━━━━━ Texto

Por Mariano Kairuz
Publicado en RADAR
Es posible que Batman, el caballero de la noche sea la más ambiciosa de las muchas películas de superhéroes filmadas y estrenadas en las últimas dos décadas. Si las historietas de los paladines de la justicia más conspicuos y perdurables nacieron y a menudo funcionaron como reflejos y productos de sus tiempos, la segunda versión cinematográfica del hombre murciélago diseñada por el director Christopher Nolan es lo más explícitamente político que se haya hecho con el personaje. Una película que nos enrostra como ninguna otra sus aspiraciones de artefacto cultural importante, su perfecta autoconciencia de que esto es mucho más que un juego evasivo para nenes. De ser signo y marca de su época.

━━━━━━━━━━
━━━━━ Datos registrados

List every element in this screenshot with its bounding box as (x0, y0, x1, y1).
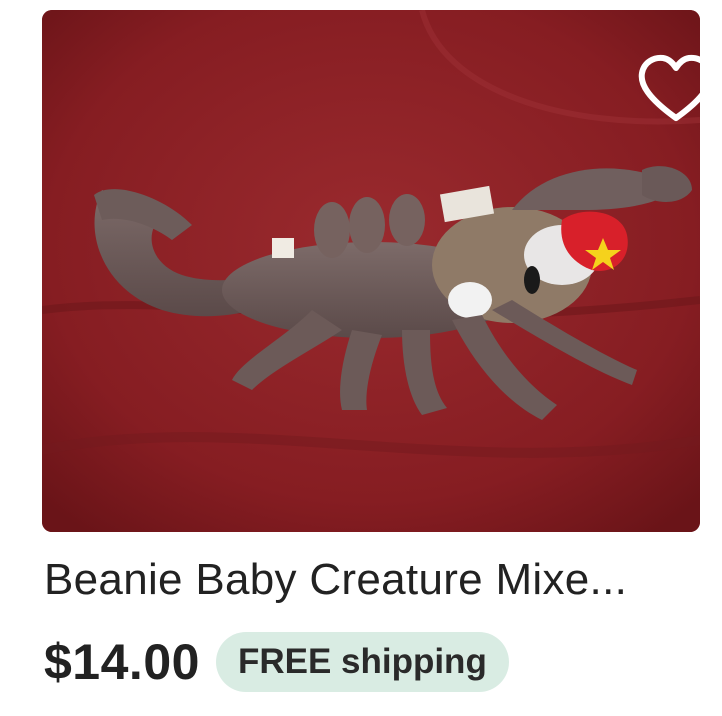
scorpion-plush-photo (42, 10, 700, 532)
product-image[interactable] (42, 10, 700, 532)
heart-outline-icon (638, 54, 700, 121)
price-row: $14.00 FREE shipping (44, 630, 509, 694)
listing-title[interactable]: Beanie Baby Creature Mixe... (44, 552, 704, 608)
listing-price: $14.00 (44, 634, 200, 690)
free-shipping-badge: FREE shipping (215, 632, 509, 692)
favorite-button[interactable] (636, 54, 700, 126)
listing-card[interactable]: Beanie Baby Creature Mixe... $14.00 FREE… (0, 0, 722, 716)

━━━━━━━━━━

## Consignas
[1] ¿Qué personas y qué publicación se mencionan en el texto sobre la película de Batman? Enuméralas todas.
[2] Prolonga el texto sobre la película de Batman a partir de su última oración.

## Resultados esperados
[1]
- Mariano Kairuz
- Christopher Nolan
- RADAR

[2]
Y no es que la película esté siempre a la altura de sus propias ambiciones, pero hay que concederle al menos una cosa: la mayor parte del tiempo consigue ser perturbadora en sus ideas y –un poco menos– en su forma de exponerlas. The Dark Night –ése es su título original– es algo así como la evolución final de un personaje que en 69 años de historia ha sufrido muchas vueltas, infinitos giros y renacimientos, y en especial muchos retrocesos; y a la vez es una suerte de regreso a su punto de partida. Algo se intuye en las escenas iniciales de la película, cuando se hace presente en la escena del crimen un tipo vestido de traje de goma y capa oscura y manejando un arma de fuego, y que no es Batman sino uno de los muchos imitadores que –entre Batman inicia y esta continuación directa– salieron a hacer justicia por mano propia. “Vigilantes” nocturnos probablemente tan locos como el superhéroe cuya imagen tomaron prestada, pero con mucha menos preparación. Es apenas un detalle argumental que después no se desarrolla, pero que alcanza para establecer el estado de situación y la atmósfera espesa que cae sobre esa Chicago retro-futurista que es Ciudad Gótica: la densidad de una sociedad enferma de violencia, paranoica, permanentemente en estado de alerta y al borde de una histeria explosiva. Y a su vez remite al primer Batman del historietista Bob Kane, el que apareció en las páginas de la revista Detective Comics a partir de mayo de 1939: un sujeto vestido de rata voladora que sale por las noches con una pistola cargada y dispuesto a usarla. Un escuadrón de la muerte de un solo hombre.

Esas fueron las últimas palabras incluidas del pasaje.